RECORDED INFORMATION ▸
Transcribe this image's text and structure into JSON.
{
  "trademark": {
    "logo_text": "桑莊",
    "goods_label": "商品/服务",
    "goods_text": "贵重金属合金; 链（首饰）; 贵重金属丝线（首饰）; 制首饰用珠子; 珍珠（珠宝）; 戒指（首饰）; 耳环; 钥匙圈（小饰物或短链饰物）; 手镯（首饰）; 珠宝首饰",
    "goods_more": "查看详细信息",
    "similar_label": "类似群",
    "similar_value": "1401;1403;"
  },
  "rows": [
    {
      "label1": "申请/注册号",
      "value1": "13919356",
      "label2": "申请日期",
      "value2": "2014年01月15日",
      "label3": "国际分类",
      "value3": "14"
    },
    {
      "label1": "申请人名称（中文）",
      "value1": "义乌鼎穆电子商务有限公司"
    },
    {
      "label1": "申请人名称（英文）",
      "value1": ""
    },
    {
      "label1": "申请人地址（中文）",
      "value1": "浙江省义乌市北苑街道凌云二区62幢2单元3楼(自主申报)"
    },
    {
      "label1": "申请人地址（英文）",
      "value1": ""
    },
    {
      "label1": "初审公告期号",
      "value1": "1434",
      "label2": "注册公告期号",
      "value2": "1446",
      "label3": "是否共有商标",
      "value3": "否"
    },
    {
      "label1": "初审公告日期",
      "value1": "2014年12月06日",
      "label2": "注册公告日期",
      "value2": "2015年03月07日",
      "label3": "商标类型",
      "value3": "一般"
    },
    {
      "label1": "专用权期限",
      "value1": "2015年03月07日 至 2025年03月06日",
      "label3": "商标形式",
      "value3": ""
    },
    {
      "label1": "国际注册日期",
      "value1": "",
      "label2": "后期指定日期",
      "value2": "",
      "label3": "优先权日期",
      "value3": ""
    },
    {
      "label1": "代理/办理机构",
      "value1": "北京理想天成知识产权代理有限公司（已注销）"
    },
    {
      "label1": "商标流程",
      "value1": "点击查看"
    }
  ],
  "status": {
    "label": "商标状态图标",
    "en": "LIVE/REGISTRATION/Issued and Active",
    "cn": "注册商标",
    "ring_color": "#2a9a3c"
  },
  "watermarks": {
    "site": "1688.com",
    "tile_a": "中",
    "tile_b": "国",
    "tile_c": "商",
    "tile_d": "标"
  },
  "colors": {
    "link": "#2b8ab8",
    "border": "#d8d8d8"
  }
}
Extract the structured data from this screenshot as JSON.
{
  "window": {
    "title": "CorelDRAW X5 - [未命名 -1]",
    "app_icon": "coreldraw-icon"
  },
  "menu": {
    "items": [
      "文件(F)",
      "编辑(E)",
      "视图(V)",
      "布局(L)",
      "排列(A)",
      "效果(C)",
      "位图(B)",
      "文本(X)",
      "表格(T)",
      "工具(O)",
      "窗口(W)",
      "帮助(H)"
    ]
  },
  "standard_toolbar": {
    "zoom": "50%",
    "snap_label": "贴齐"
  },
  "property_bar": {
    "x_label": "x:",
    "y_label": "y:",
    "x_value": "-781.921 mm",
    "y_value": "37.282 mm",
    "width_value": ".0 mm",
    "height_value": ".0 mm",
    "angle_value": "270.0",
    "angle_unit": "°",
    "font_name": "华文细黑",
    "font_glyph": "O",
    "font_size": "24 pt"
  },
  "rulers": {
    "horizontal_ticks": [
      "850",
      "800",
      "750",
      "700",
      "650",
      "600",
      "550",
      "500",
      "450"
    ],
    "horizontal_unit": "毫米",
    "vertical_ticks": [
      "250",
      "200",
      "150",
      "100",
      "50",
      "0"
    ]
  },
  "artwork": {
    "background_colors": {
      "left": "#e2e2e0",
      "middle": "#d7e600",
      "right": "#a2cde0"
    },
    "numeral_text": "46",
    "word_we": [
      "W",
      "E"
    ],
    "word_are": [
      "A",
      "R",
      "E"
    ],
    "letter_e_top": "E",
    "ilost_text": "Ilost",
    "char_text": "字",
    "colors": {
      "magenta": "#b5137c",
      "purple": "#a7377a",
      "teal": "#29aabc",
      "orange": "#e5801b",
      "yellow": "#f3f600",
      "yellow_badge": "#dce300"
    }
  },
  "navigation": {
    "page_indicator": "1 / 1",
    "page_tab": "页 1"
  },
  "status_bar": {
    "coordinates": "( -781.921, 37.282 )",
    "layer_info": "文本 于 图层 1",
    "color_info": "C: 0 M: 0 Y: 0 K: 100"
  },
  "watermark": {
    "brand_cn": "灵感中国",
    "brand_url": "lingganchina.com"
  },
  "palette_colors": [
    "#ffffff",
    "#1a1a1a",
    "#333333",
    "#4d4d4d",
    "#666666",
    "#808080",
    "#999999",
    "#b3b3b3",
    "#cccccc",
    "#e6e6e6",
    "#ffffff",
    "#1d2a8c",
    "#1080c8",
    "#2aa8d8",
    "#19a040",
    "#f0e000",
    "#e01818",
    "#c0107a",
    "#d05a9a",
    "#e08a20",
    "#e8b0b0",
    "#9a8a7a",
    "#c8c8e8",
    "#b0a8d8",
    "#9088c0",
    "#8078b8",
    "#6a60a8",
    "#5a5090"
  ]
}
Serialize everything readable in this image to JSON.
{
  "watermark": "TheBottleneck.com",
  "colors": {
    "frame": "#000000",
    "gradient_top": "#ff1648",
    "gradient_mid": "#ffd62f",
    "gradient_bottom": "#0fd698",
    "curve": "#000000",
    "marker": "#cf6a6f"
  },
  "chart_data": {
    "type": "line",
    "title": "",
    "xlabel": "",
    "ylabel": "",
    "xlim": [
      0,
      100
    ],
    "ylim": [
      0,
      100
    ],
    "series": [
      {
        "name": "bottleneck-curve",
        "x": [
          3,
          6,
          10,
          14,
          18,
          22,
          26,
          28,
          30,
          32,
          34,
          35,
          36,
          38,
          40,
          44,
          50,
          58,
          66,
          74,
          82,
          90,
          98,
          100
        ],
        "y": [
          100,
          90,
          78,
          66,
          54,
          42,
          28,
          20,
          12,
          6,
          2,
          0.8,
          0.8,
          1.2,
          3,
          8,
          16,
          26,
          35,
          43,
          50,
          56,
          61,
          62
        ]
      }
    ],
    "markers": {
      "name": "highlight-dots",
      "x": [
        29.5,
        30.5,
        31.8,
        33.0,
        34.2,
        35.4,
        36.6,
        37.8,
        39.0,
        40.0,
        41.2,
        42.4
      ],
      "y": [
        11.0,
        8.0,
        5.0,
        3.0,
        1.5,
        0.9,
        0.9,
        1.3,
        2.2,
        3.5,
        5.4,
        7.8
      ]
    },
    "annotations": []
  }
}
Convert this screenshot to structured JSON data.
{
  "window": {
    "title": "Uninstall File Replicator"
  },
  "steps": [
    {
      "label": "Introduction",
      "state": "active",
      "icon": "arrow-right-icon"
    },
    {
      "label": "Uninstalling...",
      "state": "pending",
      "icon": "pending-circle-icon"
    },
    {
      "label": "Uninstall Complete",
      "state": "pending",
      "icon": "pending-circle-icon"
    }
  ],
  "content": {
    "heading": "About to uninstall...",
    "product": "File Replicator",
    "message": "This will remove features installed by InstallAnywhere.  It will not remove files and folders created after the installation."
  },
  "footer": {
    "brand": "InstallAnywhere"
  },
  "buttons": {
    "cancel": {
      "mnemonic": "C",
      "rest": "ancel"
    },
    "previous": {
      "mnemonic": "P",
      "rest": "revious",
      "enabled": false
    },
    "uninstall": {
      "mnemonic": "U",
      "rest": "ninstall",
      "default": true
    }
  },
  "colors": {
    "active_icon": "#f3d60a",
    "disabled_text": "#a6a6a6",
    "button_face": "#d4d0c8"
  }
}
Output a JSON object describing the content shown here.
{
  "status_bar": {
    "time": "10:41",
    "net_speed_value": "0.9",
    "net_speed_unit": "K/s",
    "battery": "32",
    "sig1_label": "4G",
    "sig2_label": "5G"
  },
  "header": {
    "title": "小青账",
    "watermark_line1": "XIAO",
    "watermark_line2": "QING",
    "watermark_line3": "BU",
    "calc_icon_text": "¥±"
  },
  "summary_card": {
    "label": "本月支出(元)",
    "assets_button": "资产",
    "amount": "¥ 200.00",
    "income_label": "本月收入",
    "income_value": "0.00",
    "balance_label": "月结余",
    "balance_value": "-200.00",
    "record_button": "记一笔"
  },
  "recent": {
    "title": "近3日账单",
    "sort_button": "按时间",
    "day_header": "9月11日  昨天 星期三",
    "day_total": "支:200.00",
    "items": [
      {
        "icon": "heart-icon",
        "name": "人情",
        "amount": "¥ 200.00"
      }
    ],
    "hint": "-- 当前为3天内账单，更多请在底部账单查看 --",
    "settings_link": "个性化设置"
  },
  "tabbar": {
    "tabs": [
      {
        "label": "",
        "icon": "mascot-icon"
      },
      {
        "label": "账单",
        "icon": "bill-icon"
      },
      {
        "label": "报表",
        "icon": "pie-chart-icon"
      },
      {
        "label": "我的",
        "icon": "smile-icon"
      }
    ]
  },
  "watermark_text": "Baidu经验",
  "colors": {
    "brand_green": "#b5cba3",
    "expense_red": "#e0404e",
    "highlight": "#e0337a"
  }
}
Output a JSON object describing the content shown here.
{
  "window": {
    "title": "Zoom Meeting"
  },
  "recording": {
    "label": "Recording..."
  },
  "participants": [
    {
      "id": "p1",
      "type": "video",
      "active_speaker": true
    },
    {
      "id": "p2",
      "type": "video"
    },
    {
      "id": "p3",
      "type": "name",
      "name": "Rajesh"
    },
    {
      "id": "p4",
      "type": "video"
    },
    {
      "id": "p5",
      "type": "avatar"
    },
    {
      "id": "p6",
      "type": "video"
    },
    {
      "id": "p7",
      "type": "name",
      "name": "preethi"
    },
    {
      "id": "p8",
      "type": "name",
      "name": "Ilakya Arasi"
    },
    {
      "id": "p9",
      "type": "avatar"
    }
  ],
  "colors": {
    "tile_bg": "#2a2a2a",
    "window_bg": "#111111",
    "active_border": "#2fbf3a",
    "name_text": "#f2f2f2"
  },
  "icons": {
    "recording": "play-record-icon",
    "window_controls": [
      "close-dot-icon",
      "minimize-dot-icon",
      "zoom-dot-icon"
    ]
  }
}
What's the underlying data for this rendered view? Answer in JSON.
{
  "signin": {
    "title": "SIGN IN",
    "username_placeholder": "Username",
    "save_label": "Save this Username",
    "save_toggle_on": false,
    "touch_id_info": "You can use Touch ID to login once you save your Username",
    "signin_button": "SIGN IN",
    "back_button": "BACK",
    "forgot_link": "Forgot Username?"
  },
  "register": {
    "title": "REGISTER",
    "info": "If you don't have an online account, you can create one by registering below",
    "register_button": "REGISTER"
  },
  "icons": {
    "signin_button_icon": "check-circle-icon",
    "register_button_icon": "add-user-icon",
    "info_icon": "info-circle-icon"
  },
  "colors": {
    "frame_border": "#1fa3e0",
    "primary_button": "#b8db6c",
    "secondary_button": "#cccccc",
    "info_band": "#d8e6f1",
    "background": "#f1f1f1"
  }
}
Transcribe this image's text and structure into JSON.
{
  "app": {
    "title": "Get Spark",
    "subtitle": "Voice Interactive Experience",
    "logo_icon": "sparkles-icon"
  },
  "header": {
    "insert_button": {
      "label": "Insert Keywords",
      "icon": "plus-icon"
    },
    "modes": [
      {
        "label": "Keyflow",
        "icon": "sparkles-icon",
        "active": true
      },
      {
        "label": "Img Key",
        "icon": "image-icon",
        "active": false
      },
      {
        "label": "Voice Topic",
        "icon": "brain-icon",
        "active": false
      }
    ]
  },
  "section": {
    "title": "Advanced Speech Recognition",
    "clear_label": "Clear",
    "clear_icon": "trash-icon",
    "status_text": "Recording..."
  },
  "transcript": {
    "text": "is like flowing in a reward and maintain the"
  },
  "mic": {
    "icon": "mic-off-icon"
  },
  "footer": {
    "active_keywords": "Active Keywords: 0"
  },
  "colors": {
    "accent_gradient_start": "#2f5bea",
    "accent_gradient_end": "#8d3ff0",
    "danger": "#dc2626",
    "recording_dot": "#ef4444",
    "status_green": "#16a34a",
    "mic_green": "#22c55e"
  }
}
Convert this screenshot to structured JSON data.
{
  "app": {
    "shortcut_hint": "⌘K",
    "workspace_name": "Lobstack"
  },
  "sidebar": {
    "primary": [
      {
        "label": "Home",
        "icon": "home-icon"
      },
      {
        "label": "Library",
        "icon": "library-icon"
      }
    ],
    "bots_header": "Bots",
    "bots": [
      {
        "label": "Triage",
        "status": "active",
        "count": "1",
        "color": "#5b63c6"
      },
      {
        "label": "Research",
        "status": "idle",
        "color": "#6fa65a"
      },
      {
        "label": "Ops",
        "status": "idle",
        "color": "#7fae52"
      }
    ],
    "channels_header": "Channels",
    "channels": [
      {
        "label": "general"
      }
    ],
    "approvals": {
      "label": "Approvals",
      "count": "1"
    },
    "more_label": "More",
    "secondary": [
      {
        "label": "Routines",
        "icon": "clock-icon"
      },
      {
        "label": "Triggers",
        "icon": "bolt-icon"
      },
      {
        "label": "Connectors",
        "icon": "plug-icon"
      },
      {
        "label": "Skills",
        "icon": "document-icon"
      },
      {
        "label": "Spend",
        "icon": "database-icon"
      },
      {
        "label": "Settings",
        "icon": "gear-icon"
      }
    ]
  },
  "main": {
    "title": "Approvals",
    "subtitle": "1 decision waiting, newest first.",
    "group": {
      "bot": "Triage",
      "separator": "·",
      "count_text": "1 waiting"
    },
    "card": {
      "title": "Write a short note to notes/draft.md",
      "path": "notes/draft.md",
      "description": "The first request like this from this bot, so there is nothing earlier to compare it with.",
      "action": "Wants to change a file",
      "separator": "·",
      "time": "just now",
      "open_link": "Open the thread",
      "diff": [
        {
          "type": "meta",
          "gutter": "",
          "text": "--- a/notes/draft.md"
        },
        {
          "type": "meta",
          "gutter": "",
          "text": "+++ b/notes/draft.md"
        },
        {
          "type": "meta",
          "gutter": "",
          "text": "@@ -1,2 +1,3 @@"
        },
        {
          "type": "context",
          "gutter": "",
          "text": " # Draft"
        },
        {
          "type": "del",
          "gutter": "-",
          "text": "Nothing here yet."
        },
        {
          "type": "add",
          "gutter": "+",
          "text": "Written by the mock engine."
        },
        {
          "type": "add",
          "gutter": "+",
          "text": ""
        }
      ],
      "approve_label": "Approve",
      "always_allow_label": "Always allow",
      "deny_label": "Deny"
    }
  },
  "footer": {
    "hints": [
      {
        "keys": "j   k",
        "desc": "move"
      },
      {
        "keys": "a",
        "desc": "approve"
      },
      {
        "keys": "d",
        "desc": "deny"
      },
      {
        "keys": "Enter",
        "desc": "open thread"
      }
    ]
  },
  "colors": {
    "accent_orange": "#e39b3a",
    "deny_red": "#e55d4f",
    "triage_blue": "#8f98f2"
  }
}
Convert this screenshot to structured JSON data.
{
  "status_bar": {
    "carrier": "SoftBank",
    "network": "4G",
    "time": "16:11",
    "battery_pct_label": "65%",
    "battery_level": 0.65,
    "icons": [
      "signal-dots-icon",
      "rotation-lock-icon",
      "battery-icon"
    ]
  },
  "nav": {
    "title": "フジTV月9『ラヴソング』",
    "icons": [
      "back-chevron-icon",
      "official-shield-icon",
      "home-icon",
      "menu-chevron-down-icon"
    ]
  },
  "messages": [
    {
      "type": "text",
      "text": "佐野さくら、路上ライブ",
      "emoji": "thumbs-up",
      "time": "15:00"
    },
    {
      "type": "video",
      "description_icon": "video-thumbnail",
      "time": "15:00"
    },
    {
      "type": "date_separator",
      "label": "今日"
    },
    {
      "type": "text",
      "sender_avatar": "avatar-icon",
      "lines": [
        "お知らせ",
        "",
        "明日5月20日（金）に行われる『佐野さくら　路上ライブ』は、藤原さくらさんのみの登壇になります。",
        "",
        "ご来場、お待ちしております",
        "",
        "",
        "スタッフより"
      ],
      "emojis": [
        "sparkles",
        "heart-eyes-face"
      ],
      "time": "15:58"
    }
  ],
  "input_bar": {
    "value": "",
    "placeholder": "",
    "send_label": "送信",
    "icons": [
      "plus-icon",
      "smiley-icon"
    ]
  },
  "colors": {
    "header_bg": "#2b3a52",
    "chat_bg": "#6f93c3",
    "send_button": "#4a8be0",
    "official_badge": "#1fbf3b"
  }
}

PROBLEM TO SOLVE ▸
Copy every line of the listing where the word "like" appears.

TASK OUTPUT ▸
    "text": "is like flowing in a reward and maintain the"
      "description": "The first request like this from this bot, so there is nothing earlier to compare it with.",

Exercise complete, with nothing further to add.